━━━ Data records
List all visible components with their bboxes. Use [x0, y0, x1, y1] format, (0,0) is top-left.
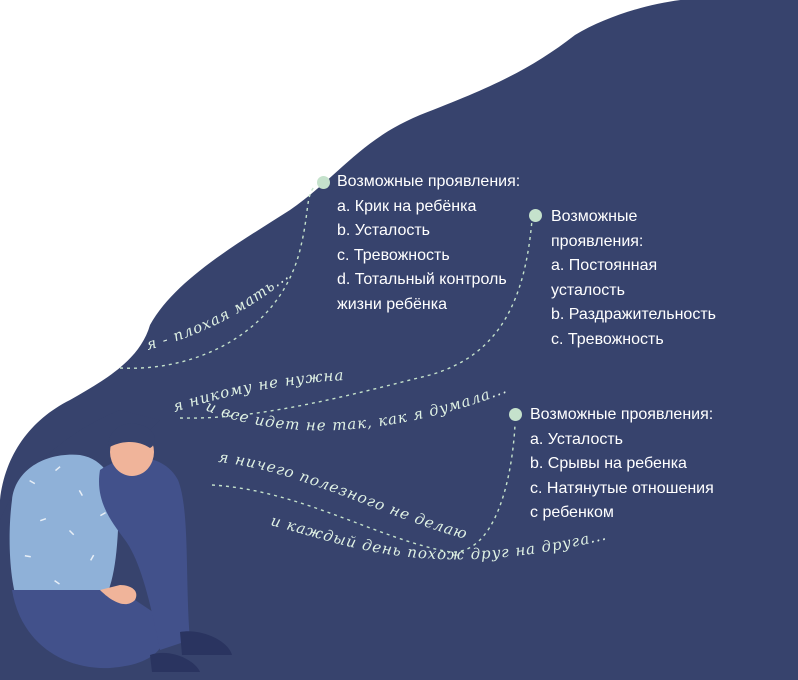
connector-1 [119, 184, 317, 369]
block-item: a. Крик на ребёнка [337, 197, 477, 215]
bullet-dot-1 [317, 176, 330, 189]
woman-figure [9, 423, 232, 672]
block-item: c. Натянутые отношения [530, 479, 714, 497]
block-item: b. Усталость [337, 222, 431, 239]
block-heading: проявления: [551, 232, 644, 250]
connector-2 [179, 219, 533, 419]
block-item: a. Усталость [530, 430, 624, 448]
legs [99, 457, 190, 650]
block-heading: Возможные [551, 208, 638, 225]
bullet-dot-2 [529, 209, 542, 222]
manifestations-block-2: Возможные проявления: a. Постоянная уста… [551, 205, 716, 352]
manifestations-block-3: Возможные проявления: a. Усталость b. Ср… [530, 403, 714, 526]
shoe-left [150, 652, 200, 672]
connector-3 [211, 424, 516, 553]
manifestations-block-1: Возможные проявления: a. Крик на ребёнка… [337, 170, 520, 317]
arm [100, 585, 137, 605]
block-item: усталость [551, 281, 625, 299]
block-heading: Возможные проявления: [530, 406, 714, 423]
block-item: d. Тотальный контроль [337, 271, 507, 288]
block-item: b. Срывы на ребенка [530, 455, 687, 472]
shoe-right [180, 631, 232, 655]
sweater [9, 454, 119, 610]
block-item: с ребенком [530, 504, 614, 521]
block-item: a. Постоянная [551, 257, 658, 274]
head-hair [108, 423, 155, 448]
block-item: c. Тревожность [551, 330, 664, 348]
block-item: жизни ребёнка [337, 295, 447, 313]
block-item: c. Тревожность [337, 246, 450, 264]
pants-seat [12, 590, 166, 669]
block-heading: Возможные проявления: [337, 173, 521, 190]
bullet-dot-3 [509, 408, 522, 421]
block-item: b. Раздражительность [551, 306, 716, 323]
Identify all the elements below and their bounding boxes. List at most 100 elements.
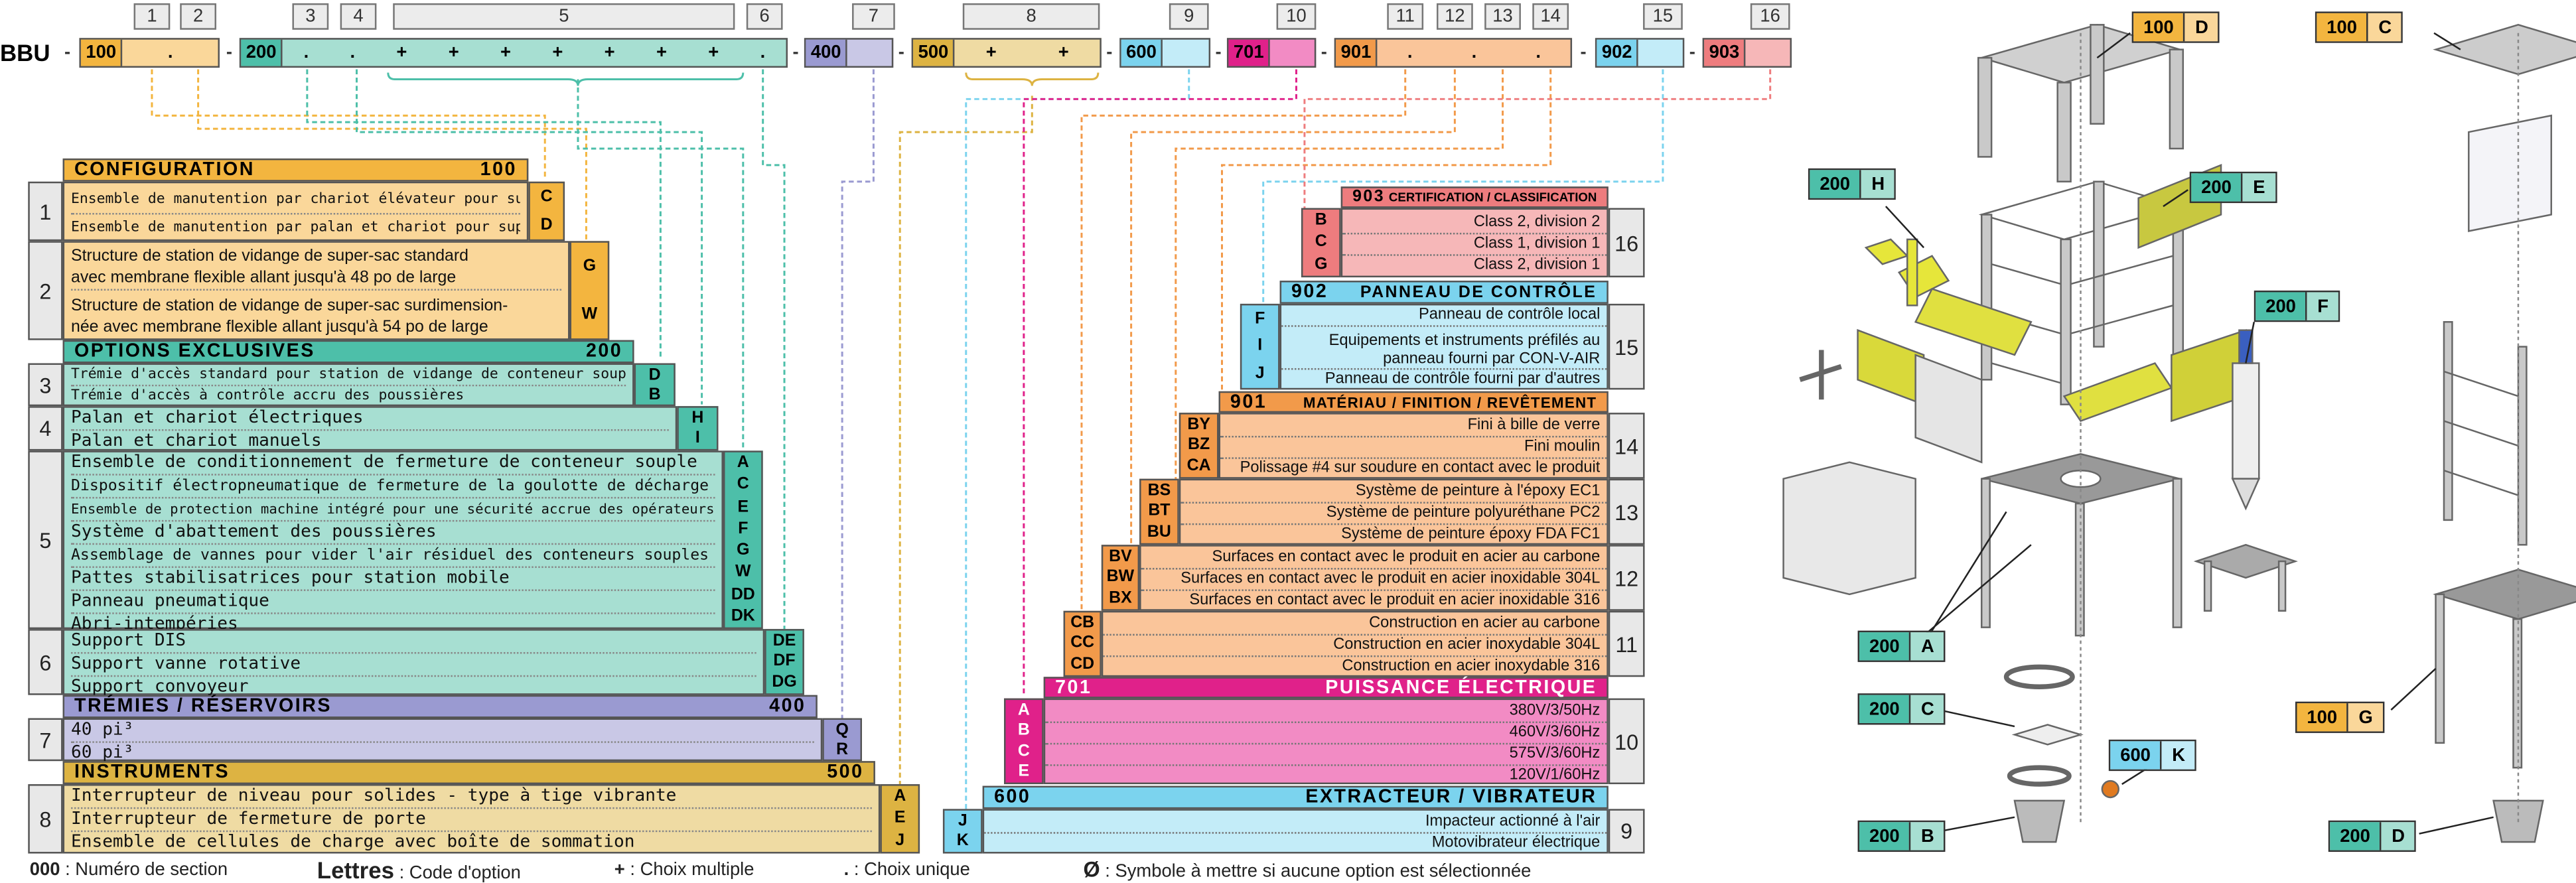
section-header-options: OPTIONS EXCLUSIVES 200 [62,340,634,364]
col-num-7: 7 [852,3,895,30]
row-10-options: 380V/3/50Hz 460V/3/60Hz 575V/3/60Hz 120V… [1043,698,1609,785]
row-num-8: 8 [28,784,63,854]
section-header-901: 901 MATÉRIAU / FINITION / REVÊTEMENT [1218,391,1609,413]
callout-200-c-lower: 200 C [1857,693,1946,725]
callout-100-c: 100 C [2315,11,2403,43]
row-num-9: 9 [1608,809,1645,854]
row-6-options: Support DIS Support vanne rotative Suppo… [62,629,765,697]
row-15-options: Panneau de contrôle local Équipements et… [1279,303,1609,390]
section-header-600: 600 EXTRACTEUR / VIBRATEUR [982,785,1609,809]
connector-lines [151,69,1772,809]
separator: - [1106,42,1113,63]
callout-200-f: 200 F [2254,290,2340,322]
row-5-options: Ensemble de conditionnement de fermeture… [62,450,723,634]
col-num-2: 2 [180,3,216,30]
row-14-options: Fini à bille de verre Fini moulin Poliss… [1218,413,1609,479]
legend-section: 000 : Numéro de section [29,860,228,880]
separator: - [1580,42,1587,63]
code-400: 400 [806,39,848,66]
col-num-15: 15 [1643,3,1683,30]
legend-letters: Lettres : Code d'option [317,856,521,883]
code-box-200: 200 . . + + + + + + + . [239,38,788,68]
row-11-options: Construction en acier au carbone Constru… [1101,610,1609,677]
code-902: 902 [1597,39,1639,66]
callout-200-d-lower: 200 D [2328,820,2417,852]
legend-empty: Ø : Symbole à mettre si aucune option es… [1083,856,1532,882]
row-8-options: Interrupteur de niveau pour solides - ty… [62,784,881,854]
section-header-701: 701 PUISSANCE ÉLECTRIQUE [1043,677,1609,699]
row-num-4: 4 [28,406,63,451]
code-600: 600 [1121,39,1163,66]
row-4-options: Palan et chariot électriques Palan et ch… [62,406,678,451]
code-200: 200 [241,39,283,66]
row-num-14: 14 [1608,413,1645,479]
row-num-10: 10 [1608,698,1645,785]
col-num-14: 14 [1532,3,1569,30]
row-13-letters: BS BT BU [1139,478,1179,545]
separator: - [64,42,71,63]
col-num-16: 16 [1750,3,1790,30]
row-6-letters: DE DF DG [764,629,804,695]
separator: - [1689,42,1695,63]
row-num-7: 7 [28,718,63,762]
section-header-902: 902 PANNEAU DE CONTRÔLE [1279,281,1609,304]
row-12-letters: BV BW BX [1101,545,1140,611]
row-9-options: Impacteur actionné à l'air Motovibrateur… [982,809,1609,854]
code-box-100: 100 . [79,38,220,68]
single-mark: . [167,42,173,63]
row-3-options: Trémie d'accès standard pour station de … [62,363,634,407]
code-903: 903 [1704,39,1747,66]
code-701: 701 [1228,39,1271,66]
row-16-options: Class 2, division 2 Class 1, division 1 … [1340,208,1609,278]
code-box-600: 600 [1119,38,1211,68]
row-num-11: 11 [1608,610,1645,677]
callout-600-k: 600 K [2108,739,2197,772]
code-901: 901 [1336,39,1378,66]
col-num-11: 11 [1387,3,1424,30]
row-num-3: 3 [28,363,63,407]
row-num-15: 15 [1608,303,1645,390]
code-box-903: 903 [1702,38,1792,68]
col-num-9: 9 [1169,3,1209,30]
legend-single: . : Choix unique [843,860,970,880]
code-box-400: 400 [804,38,894,68]
callout-200-b: 200 B [1857,820,1946,852]
row-num-12: 12 [1608,545,1645,611]
callout-100-d: 100 D [2131,11,2220,43]
row-14-letters: BY BZ CA [1179,413,1219,479]
col-num-12: 12 [1436,3,1473,30]
section-header-instruments: INSTRUMENTS 500 [62,761,875,785]
col-num-10: 10 [1276,3,1317,30]
prefix: BBU [0,39,50,66]
row-5-letters: A C E F G W DD DK [723,450,763,630]
callout-200-h: 200 H [1808,168,1896,200]
section-header-tremies: TRÉMIES / RÉSERVOIRS 400 [62,695,818,718]
row-num-2: 2 [28,241,63,340]
row-7-options: 40 pi³ 60 pi³ [62,718,823,763]
col-num-8: 8 [962,3,1100,30]
row-13-options: Système de peinture à l'époxy EC1 Systèm… [1179,478,1609,545]
row-1-options: Ensemble de manutention par chariot élév… [62,181,529,241]
row-num-6: 6 [28,629,63,695]
separator: - [1321,42,1327,63]
row-num-5: 5 [28,450,63,630]
separator: - [792,42,799,63]
code-box-500: 500 + + [911,38,1102,68]
section-header-configuration: CONFIGURATION 100 [62,158,529,182]
row-num-13: 13 [1608,478,1645,545]
code-box-701: 701 [1226,38,1317,68]
callout-200-e: 200 E [2189,171,2277,204]
col-num-4: 4 [340,3,377,30]
code-100: 100 [80,39,123,66]
col-num-13: 13 [1484,3,1521,30]
row-2-options: Structure de station de vidange de super… [62,241,570,340]
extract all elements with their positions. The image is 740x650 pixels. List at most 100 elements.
━━━━━━
Task prompt: Identify every line in the material above that contains the word "most", and copy each such line in full.

Final result:
Identify all the elements below and their bounding boxes. List at most 100 elements.
extract all elements with their positions. The image is 740x650 pixels. List at most 100 elements.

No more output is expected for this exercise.